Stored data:
○ ○ ○ ○ ○ ○ ○
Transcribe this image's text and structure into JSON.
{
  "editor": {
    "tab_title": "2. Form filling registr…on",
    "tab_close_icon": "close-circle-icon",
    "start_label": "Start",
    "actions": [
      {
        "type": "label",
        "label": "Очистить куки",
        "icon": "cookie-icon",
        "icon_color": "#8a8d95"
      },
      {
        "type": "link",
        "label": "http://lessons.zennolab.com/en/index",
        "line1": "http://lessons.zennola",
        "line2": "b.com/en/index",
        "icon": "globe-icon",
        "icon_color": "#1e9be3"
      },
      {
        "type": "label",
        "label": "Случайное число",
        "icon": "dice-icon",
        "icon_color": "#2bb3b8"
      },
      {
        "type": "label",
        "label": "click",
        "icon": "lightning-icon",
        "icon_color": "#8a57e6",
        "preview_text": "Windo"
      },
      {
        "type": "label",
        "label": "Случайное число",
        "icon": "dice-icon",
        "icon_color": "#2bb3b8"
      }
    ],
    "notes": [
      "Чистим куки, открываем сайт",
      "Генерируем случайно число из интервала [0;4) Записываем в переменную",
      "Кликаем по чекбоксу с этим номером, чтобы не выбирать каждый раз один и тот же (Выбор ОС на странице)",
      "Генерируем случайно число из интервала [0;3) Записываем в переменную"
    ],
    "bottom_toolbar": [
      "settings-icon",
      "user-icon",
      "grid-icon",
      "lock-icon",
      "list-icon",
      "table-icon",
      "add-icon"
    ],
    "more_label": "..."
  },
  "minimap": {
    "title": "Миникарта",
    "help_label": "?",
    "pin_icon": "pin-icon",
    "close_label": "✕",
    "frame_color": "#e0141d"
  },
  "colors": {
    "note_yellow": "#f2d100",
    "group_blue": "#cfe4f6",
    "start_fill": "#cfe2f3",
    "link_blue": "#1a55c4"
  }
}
○ ○ ○ ○ ○ ○ ○
## Problem:
Print all of the entries again, exactly as written.

## Task answer:
Transcribe this image's text and structure into JSON.
{
  "editor": {
    "tab_title": "2. Form filling registr…on",
    "tab_close_icon": "close-circle-icon",
    "start_label": "Start",
    "actions": [
      {
        "type": "label",
        "label": "Очистить куки",
        "icon": "cookie-icon",
        "icon_color": "#8a8d95"
      },
      {
        "type": "link",
        "label": "http://lessons.zennolab.com/en/index",
        "line1": "http://lessons.zennola",
        "line2": "b.com/en/index",
        "icon": "globe-icon",
        "icon_color": "#1e9be3"
      },
      {
        "type": "label",
        "label": "Случайное число",
        "icon": "dice-icon",
        "icon_color": "#2bb3b8"
      },
      {
        "type": "label",
        "label": "click",
        "icon": "lightning-icon",
        "icon_color": "#8a57e6",
        "preview_text": "Windo"
      },
      {
        "type": "label",
        "label": "Случайное число",
        "icon": "dice-icon",
        "icon_color": "#2bb3b8"
      }
    ],
    "notes": [
      "Чистим куки, открываем сайт",
      "Генерируем случайно число из интервала [0;4) Записываем в переменную",
      "Кликаем по чекбоксу с этим номером, чтобы не выбирать каждый раз один и тот же (Выбор ОС на странице)",
      "Генерируем случайно число из интервала [0;3) Записываем в переменную"
    ],
    "bottom_toolbar": [
      "settings-icon",
      "user-icon",
      "grid-icon",
      "lock-icon",
      "list-icon",
      "table-icon",
      "add-icon"
    ],
    "more_label": "..."
  },
  "minimap": {
    "title": "Миникарта",
    "help_label": "?",
    "pin_icon": "pin-icon",
    "close_label": "✕",
    "frame_color": "#e0141d"
  },
  "colors": {
    "note_yellow": "#f2d100",
    "group_blue": "#cfe4f6",
    "start_fill": "#cfe2f3",
    "link_blue": "#1a55c4"
  }
}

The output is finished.